» **EXERCISE DESCRIPTION**: Below are some records: retype them all exactly, but not the pictures.

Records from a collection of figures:
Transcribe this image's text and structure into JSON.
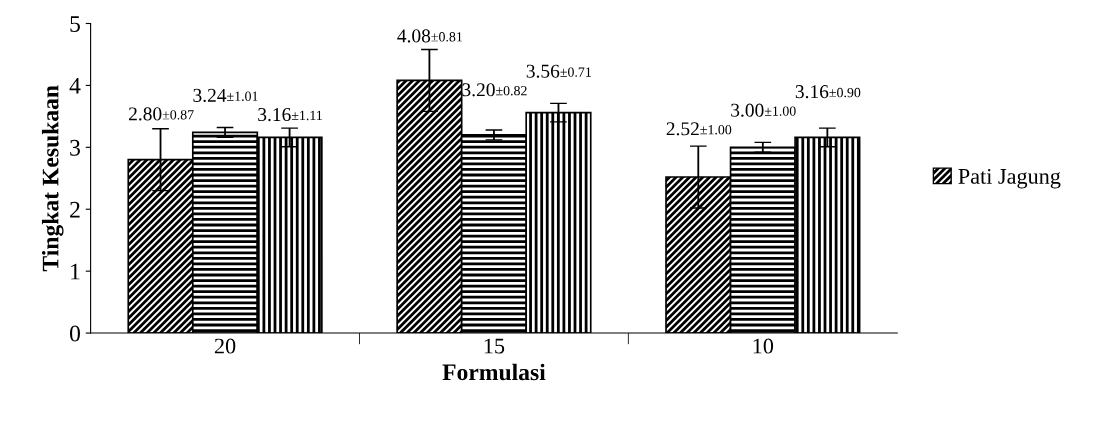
{
  "chart_data": {
    "type": "bar",
    "xlabel": "Formulasi",
    "ylabel": "Tingkat Kesukaan",
    "categories": [
      "20",
      "15",
      "10"
    ],
    "series": [
      {
        "name": "Pati Jagung",
        "color": "#000000",
        "values": [
          2.8,
          4.08,
          2.52
        ],
        "errors": [
          0.5,
          0.5,
          0.5
        ],
        "value_labels": [
          "2.80±0.87",
          "4.08±0.81",
          "2.52±1.00"
        ]
      },
      {
        "color": "#000000",
        "values": [
          3.24,
          3.2,
          3.0
        ],
        "errors": [
          0.08,
          0.08,
          0.08
        ],
        "value_labels": [
          "3.24±1.01",
          "3.20±0.82",
          "3.00±1.00"
        ]
      },
      {
        "color": "#000000",
        "values": [
          3.16,
          3.56,
          3.16
        ],
        "errors": [
          0.15,
          0.15,
          0.15
        ],
        "value_labels": [
          "3.16±1.11",
          "3.56±0.71",
          "3.16±0.90"
        ]
      }
    ],
    "ylim": [
      0,
      5
    ],
    "yticks": [
      0,
      1,
      2,
      3,
      4,
      5
    ],
    "grid": false,
    "legend": "right"
  }
}
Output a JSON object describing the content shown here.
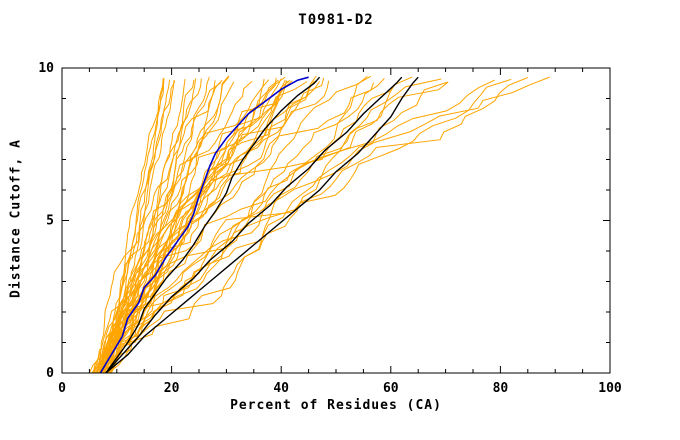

» **COMPLETE ANSWER**:
Transcribe this image's text and structure into JSON.
{
  "chart_data": {
    "type": "bar",
    "xlabel": "Formulasi",
    "ylabel": "Tingkat Kesukaan",
    "categories": [
      "20",
      "15",
      "10"
    ],
    "series": [
      {
        "name": "Pati Jagung",
        "color": "#000000",
        "values": [
          2.8,
          4.08,
          2.52
        ],
        "errors": [
          0.5,
          0.5,
          0.5
        ],
        "value_labels": [
          "2.80±0.87",
          "4.08±0.81",
          "2.52±1.00"
        ]
      },
      {
        "color": "#000000",
        "values": [
          3.24,
          3.2,
          3.0
        ],
        "errors": [
          0.08,
          0.08,
          0.08
        ],
        "value_labels": [
          "3.24±1.01",
          "3.20±0.82",
          "3.00±1.00"
        ]
      },
      {
        "color": "#000000",
        "values": [
          3.16,
          3.56,
          3.16
        ],
        "errors": [
          0.15,
          0.15,
          0.15
        ],
        "value_labels": [
          "3.16±1.11",
          "3.56±0.71",
          "3.16±0.90"
        ]
      }
    ],
    "ylim": [
      0,
      5
    ],
    "yticks": [
      0,
      1,
      2,
      3,
      4,
      5
    ],
    "grid": false,
    "legend": "right"
  }
}
Output a JSON object describing the content shown here.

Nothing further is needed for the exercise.